Exercise requirements :: Say how many lines include the word "name", using only a number.

Figure record extracts ::
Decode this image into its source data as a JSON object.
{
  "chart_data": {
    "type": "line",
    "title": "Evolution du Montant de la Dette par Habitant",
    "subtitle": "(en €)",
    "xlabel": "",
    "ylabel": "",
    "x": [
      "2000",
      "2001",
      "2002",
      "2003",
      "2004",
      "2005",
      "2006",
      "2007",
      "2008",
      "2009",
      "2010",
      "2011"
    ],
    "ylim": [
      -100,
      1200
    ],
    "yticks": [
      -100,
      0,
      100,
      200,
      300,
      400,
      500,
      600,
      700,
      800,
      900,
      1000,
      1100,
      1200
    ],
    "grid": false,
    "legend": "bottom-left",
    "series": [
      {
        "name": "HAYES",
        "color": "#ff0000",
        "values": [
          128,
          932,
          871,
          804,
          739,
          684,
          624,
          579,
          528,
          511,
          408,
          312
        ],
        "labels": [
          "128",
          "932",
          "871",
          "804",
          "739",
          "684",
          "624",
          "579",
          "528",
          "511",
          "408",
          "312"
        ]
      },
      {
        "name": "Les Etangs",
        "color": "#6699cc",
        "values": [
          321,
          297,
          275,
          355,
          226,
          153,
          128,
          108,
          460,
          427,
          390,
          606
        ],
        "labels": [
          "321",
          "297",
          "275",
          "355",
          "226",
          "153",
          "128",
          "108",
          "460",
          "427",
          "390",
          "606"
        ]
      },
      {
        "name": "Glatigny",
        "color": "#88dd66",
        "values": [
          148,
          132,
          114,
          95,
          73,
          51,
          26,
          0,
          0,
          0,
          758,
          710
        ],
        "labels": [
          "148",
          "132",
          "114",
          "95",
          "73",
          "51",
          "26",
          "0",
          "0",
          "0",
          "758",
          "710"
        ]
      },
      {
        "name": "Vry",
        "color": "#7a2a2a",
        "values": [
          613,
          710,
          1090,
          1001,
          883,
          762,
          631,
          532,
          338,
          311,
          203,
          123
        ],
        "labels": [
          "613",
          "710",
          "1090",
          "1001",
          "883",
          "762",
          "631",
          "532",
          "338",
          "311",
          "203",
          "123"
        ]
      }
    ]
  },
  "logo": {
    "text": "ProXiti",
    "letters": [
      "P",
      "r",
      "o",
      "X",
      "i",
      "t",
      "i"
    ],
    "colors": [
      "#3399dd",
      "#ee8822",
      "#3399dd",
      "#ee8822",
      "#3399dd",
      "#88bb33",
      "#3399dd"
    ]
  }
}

Response for this exercise :: 4